▸ PROVIDED DATA
[start]

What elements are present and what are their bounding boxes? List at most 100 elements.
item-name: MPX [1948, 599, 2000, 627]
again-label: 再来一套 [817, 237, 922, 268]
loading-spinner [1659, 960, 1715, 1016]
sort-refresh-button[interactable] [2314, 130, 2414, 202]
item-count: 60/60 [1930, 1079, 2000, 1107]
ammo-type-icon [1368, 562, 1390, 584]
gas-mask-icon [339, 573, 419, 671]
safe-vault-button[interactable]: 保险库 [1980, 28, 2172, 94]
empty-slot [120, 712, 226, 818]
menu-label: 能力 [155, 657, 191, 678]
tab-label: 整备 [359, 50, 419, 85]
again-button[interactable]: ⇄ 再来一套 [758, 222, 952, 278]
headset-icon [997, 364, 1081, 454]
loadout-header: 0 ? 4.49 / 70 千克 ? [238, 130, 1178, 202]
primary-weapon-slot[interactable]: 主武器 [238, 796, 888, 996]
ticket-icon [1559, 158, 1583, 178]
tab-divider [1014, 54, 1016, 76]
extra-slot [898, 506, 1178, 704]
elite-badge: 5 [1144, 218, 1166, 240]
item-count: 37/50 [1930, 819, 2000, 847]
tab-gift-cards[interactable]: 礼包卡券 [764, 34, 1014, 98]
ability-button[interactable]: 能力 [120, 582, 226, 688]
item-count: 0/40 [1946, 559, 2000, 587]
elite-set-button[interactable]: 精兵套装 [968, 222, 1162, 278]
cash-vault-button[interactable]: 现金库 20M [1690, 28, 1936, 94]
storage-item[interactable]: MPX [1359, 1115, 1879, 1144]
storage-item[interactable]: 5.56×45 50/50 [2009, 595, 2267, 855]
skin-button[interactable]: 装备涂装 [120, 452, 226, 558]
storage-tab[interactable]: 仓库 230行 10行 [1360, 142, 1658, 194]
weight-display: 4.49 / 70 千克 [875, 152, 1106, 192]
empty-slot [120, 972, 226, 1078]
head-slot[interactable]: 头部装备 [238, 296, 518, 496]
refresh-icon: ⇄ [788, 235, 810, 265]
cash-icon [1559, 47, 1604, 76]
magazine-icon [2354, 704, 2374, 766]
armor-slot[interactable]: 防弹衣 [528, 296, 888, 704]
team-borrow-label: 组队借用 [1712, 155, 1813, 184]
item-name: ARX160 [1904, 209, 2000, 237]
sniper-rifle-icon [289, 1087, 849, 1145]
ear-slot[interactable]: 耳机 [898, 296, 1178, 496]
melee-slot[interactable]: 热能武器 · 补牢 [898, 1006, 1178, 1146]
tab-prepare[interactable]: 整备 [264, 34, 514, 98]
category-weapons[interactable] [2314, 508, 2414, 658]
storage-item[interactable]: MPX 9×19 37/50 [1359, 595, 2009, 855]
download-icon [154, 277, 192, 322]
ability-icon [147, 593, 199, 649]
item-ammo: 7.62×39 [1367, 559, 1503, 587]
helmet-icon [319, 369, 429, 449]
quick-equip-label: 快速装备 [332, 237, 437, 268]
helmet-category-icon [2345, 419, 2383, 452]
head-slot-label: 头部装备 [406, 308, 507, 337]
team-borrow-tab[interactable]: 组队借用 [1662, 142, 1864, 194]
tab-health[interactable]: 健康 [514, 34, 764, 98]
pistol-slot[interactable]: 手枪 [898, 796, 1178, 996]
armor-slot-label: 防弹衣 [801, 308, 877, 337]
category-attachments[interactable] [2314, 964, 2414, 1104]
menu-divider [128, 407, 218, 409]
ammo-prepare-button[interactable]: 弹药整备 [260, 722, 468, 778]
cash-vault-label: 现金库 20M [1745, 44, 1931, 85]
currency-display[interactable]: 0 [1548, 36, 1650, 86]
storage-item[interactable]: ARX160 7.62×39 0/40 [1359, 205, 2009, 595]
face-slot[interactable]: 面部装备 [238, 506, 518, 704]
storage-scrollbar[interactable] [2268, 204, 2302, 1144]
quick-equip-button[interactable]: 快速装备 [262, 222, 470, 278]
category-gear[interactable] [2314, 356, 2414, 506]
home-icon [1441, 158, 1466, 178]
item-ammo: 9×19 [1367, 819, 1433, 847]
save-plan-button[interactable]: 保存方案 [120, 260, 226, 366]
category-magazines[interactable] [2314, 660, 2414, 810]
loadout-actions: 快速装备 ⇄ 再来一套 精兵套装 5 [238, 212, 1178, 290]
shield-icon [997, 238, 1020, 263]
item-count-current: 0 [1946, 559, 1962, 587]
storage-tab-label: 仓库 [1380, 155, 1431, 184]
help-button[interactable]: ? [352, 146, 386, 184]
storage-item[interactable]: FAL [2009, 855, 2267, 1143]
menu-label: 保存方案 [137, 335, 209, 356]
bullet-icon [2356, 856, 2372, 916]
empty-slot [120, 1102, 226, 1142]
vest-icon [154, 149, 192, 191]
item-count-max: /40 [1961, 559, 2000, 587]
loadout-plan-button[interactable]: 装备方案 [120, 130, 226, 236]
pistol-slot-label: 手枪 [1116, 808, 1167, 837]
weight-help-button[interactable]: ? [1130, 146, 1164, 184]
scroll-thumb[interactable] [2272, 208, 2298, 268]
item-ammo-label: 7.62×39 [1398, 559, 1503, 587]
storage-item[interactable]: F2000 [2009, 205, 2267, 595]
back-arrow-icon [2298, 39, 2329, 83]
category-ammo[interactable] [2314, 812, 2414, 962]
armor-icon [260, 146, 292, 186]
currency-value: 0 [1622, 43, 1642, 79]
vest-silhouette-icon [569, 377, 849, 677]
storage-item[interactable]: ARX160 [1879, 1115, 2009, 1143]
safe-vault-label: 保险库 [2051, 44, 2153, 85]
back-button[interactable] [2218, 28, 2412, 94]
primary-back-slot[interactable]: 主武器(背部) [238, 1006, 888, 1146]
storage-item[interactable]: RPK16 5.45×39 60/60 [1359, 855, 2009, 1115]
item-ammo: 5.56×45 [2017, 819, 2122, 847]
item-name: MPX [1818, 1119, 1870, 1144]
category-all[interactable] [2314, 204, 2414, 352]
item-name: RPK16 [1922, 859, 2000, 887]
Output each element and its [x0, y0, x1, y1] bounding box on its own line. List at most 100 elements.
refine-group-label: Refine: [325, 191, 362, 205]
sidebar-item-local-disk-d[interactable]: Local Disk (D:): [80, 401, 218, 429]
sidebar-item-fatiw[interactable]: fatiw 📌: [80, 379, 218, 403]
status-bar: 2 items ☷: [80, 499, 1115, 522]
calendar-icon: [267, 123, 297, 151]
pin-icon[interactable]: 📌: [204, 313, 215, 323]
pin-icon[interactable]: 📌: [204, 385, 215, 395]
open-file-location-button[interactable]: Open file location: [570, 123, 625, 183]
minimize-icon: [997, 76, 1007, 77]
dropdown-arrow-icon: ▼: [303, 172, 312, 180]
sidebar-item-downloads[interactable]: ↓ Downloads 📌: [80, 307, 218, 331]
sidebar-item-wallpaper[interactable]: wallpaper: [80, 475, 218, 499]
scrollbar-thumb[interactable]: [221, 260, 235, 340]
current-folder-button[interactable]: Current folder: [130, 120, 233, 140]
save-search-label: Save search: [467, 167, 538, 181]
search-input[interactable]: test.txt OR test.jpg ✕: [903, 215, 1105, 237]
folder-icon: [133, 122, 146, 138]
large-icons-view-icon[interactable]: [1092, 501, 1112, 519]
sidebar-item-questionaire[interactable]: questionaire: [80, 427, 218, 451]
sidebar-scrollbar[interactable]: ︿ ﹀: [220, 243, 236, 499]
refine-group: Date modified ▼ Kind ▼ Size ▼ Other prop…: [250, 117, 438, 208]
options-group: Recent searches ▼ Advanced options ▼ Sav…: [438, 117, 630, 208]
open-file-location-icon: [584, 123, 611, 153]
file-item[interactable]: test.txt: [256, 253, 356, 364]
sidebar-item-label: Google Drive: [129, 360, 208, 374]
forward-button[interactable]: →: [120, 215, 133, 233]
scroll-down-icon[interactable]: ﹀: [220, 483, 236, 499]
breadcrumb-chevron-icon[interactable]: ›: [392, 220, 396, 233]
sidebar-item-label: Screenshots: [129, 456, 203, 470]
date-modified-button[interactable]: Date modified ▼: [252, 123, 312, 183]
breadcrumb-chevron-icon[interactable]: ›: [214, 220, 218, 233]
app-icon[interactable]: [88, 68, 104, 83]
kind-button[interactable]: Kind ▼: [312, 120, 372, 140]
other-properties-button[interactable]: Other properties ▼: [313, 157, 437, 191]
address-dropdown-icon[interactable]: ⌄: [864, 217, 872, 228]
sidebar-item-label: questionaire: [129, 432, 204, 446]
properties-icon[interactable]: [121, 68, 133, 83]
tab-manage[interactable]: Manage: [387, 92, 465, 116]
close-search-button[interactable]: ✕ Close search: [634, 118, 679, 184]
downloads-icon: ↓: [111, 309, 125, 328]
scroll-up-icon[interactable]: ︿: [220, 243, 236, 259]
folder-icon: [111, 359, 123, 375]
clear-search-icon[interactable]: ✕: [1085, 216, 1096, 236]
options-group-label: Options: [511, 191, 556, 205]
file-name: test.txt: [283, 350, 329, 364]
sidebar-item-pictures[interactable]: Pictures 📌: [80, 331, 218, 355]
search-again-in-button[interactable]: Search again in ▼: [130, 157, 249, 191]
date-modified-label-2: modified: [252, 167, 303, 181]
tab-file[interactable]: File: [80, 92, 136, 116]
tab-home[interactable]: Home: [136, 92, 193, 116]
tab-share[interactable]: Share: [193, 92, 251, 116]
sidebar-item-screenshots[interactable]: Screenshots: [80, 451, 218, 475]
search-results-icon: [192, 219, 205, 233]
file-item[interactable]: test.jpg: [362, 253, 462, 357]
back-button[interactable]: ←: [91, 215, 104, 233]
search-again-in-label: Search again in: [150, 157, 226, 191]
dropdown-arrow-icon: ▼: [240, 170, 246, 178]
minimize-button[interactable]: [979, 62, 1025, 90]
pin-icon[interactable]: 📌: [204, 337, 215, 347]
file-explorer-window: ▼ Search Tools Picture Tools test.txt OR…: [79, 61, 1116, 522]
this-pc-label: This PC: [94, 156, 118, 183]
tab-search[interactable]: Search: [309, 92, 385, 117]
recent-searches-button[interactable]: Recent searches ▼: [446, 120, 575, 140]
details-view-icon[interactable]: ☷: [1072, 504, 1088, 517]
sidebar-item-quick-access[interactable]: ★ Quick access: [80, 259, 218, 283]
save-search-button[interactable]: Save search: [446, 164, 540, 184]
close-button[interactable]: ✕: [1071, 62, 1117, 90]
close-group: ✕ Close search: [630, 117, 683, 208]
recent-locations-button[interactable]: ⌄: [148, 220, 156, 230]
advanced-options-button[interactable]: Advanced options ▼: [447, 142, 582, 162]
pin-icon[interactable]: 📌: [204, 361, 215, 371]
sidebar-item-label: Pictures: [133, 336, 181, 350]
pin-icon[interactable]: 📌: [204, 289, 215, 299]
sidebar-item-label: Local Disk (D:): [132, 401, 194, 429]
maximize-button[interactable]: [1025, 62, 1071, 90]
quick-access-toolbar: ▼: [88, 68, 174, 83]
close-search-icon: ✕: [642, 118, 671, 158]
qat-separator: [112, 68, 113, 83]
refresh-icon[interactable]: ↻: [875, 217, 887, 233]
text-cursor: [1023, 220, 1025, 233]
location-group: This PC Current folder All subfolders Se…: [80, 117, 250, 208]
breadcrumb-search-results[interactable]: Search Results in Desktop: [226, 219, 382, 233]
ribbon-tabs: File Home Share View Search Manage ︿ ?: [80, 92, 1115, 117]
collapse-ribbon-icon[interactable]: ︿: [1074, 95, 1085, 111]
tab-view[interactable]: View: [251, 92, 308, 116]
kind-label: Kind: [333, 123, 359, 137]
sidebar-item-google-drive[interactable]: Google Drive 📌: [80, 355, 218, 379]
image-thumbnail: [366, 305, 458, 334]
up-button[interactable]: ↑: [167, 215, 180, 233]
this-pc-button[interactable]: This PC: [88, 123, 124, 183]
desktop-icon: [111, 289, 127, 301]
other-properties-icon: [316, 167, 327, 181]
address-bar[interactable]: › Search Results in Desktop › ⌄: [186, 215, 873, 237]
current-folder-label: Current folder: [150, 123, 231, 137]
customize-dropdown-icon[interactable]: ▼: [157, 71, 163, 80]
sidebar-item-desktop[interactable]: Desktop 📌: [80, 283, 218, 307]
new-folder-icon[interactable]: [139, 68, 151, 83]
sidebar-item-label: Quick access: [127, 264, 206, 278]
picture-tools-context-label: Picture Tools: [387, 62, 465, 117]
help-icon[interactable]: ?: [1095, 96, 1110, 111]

[end]

▸ TASK DETAILS
Reproduce the data without changes, from its first line through the line containing "helmet-category-icon [2345, 419, 2383, 452]", with both ends included.

▸ SOLUTION
What elements are present and what are their bounding boxes? List at most 100 elements.
item-name: MPX [1948, 599, 2000, 627]
again-label: 再来一套 [817, 237, 922, 268]
loading-spinner [1659, 960, 1715, 1016]
sort-refresh-button[interactable] [2314, 130, 2414, 202]
item-count: 60/60 [1930, 1079, 2000, 1107]
ammo-type-icon [1368, 562, 1390, 584]
gas-mask-icon [339, 573, 419, 671]
safe-vault-button[interactable]: 保险库 [1980, 28, 2172, 94]
empty-slot [120, 712, 226, 818]
menu-label: 能力 [155, 657, 191, 678]
tab-label: 整备 [359, 50, 419, 85]
again-button[interactable]: ⇄ 再来一套 [758, 222, 952, 278]
headset-icon [997, 364, 1081, 454]
loadout-header: 0 ? 4.49 / 70 千克 ? [238, 130, 1178, 202]
primary-weapon-slot[interactable]: 主武器 [238, 796, 888, 996]
ticket-icon [1559, 158, 1583, 178]
tab-divider [1014, 54, 1016, 76]
extra-slot [898, 506, 1178, 704]
elite-badge: 5 [1144, 218, 1166, 240]
item-count: 37/50 [1930, 819, 2000, 847]
tab-gift-cards[interactable]: 礼包卡券 [764, 34, 1014, 98]
ability-button[interactable]: 能力 [120, 582, 226, 688]
item-count: 0/40 [1946, 559, 2000, 587]
elite-set-button[interactable]: 精兵套装 [968, 222, 1162, 278]
cash-vault-button[interactable]: 现金库 20M [1690, 28, 1936, 94]
storage-item[interactable]: MPX [1359, 1115, 1879, 1144]
storage-item[interactable]: 5.56×45 50/50 [2009, 595, 2267, 855]
skin-button[interactable]: 装备涂装 [120, 452, 226, 558]
storage-tab[interactable]: 仓库 230行 10行 [1360, 142, 1658, 194]
weight-display: 4.49 / 70 千克 [875, 152, 1106, 192]
empty-slot [120, 972, 226, 1078]
head-slot[interactable]: 头部装备 [238, 296, 518, 496]
refresh-icon: ⇄ [788, 235, 810, 265]
cash-icon [1559, 47, 1604, 76]
magazine-icon [2354, 704, 2374, 766]
armor-slot[interactable]: 防弹衣 [528, 296, 888, 704]
team-borrow-label: 组队借用 [1712, 155, 1813, 184]
item-name: ARX160 [1904, 209, 2000, 237]
sniper-rifle-icon [289, 1087, 849, 1145]
ear-slot[interactable]: 耳机 [898, 296, 1178, 496]
melee-slot[interactable]: 热能武器 · 补牢 [898, 1006, 1178, 1146]
tab-prepare[interactable]: 整备 [264, 34, 514, 98]
category-weapons[interactable] [2314, 508, 2414, 658]
storage-item[interactable]: MPX 9×19 37/50 [1359, 595, 2009, 855]
download-icon [154, 277, 192, 322]
ability-icon [147, 593, 199, 649]
item-ammo: 7.62×39 [1367, 559, 1503, 587]
helmet-icon [319, 369, 429, 449]
quick-equip-label: 快速装备 [332, 237, 437, 268]
helmet-category-icon [2345, 419, 2383, 452]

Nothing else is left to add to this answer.